Look through the records below and give the number of lines holding the string "protection", nothing more.
═════ Data to use
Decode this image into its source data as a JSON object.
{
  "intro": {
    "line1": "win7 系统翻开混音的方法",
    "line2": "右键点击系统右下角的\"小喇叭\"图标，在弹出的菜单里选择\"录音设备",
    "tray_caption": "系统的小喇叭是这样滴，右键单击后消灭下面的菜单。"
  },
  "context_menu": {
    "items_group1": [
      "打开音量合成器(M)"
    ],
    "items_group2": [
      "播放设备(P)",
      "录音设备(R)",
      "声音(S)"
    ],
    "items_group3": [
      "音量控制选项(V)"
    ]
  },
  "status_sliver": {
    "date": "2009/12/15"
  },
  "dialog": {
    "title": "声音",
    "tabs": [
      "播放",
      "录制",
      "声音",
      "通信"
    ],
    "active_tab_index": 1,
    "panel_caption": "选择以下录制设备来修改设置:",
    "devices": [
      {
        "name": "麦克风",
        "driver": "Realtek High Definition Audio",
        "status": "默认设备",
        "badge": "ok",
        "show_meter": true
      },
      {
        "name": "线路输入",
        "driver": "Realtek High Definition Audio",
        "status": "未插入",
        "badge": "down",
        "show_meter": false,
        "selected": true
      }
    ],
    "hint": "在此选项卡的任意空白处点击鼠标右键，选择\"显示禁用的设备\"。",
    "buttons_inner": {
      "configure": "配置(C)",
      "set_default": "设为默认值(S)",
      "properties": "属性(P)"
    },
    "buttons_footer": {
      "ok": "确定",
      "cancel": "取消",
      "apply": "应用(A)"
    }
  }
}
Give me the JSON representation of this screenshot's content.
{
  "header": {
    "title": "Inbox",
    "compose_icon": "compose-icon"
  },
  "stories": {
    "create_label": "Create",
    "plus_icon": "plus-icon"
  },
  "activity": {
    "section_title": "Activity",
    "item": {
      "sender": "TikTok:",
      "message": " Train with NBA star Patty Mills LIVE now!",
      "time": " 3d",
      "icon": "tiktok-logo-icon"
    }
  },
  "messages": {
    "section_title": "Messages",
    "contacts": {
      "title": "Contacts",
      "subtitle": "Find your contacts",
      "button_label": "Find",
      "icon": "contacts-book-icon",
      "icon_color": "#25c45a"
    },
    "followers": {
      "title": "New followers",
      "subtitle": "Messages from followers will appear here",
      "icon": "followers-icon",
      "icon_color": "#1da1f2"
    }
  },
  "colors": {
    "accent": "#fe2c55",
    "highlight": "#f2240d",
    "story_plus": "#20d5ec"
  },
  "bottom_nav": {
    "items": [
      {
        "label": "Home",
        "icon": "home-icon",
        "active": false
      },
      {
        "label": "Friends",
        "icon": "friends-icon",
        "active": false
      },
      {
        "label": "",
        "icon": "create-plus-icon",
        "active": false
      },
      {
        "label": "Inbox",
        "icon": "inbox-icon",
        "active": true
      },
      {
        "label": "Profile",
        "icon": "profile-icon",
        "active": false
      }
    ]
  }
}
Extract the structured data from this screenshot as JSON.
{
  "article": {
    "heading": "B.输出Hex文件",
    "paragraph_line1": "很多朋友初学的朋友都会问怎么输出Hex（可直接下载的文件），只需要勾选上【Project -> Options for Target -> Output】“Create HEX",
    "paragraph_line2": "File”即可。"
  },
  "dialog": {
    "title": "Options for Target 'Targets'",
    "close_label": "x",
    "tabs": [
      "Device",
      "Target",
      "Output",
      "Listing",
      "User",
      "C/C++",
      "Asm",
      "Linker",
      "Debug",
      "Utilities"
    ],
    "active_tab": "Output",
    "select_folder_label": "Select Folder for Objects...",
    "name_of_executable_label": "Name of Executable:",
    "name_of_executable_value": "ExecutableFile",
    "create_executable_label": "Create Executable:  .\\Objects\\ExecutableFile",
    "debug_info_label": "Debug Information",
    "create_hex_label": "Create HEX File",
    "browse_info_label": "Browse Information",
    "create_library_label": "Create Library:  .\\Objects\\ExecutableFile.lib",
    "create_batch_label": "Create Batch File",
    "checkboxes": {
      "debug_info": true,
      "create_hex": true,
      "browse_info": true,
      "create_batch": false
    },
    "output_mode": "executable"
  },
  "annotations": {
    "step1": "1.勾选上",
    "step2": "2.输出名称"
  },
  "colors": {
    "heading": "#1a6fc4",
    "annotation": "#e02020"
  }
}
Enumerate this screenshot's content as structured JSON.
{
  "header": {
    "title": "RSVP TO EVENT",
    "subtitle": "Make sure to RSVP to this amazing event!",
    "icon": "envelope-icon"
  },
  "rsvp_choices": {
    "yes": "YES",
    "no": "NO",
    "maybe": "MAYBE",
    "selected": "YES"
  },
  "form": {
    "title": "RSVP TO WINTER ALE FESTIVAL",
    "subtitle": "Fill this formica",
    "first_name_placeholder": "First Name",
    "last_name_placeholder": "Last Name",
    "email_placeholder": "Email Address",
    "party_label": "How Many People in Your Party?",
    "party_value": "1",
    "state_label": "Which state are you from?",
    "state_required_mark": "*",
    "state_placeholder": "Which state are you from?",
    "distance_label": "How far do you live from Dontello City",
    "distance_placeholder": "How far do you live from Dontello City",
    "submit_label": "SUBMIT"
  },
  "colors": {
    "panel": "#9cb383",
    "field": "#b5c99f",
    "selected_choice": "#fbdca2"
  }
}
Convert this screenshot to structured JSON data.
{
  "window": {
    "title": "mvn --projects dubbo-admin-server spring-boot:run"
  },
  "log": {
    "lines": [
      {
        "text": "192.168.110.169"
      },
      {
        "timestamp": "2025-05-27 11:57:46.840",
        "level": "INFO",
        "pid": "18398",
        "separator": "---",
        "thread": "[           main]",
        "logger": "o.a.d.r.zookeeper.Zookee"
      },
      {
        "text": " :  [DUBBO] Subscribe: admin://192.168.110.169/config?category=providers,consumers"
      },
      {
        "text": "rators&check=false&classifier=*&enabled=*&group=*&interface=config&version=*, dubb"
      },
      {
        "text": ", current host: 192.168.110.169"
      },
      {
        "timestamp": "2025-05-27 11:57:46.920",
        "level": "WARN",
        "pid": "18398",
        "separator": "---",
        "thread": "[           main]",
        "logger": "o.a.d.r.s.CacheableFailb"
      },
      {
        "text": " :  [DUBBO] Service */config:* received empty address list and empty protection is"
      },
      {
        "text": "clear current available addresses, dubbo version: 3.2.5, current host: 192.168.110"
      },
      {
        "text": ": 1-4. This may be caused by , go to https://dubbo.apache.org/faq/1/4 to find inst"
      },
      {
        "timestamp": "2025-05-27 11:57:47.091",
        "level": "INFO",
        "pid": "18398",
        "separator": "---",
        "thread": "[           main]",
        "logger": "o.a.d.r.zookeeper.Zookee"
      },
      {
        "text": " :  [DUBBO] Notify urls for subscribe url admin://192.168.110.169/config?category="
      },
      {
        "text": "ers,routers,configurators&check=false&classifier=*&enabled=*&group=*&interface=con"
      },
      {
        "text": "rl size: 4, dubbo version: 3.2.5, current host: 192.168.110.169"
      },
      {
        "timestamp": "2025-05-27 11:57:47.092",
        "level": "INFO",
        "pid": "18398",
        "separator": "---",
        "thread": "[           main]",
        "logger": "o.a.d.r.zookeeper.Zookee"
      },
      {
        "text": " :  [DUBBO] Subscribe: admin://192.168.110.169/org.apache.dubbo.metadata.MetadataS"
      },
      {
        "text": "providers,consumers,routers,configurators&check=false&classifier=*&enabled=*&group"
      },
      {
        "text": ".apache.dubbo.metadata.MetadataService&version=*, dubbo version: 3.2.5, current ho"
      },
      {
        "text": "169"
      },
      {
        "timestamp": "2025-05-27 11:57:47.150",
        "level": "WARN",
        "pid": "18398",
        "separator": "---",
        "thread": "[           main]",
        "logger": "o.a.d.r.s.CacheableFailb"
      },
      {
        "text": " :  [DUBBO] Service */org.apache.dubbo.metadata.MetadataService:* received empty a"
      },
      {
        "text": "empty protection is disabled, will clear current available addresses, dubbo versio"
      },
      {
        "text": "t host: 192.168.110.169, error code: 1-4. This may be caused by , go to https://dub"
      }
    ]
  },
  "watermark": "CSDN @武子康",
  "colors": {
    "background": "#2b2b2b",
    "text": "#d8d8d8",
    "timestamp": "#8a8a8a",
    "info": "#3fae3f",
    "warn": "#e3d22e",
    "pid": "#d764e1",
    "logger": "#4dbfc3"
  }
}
══════════
Problem solution: 2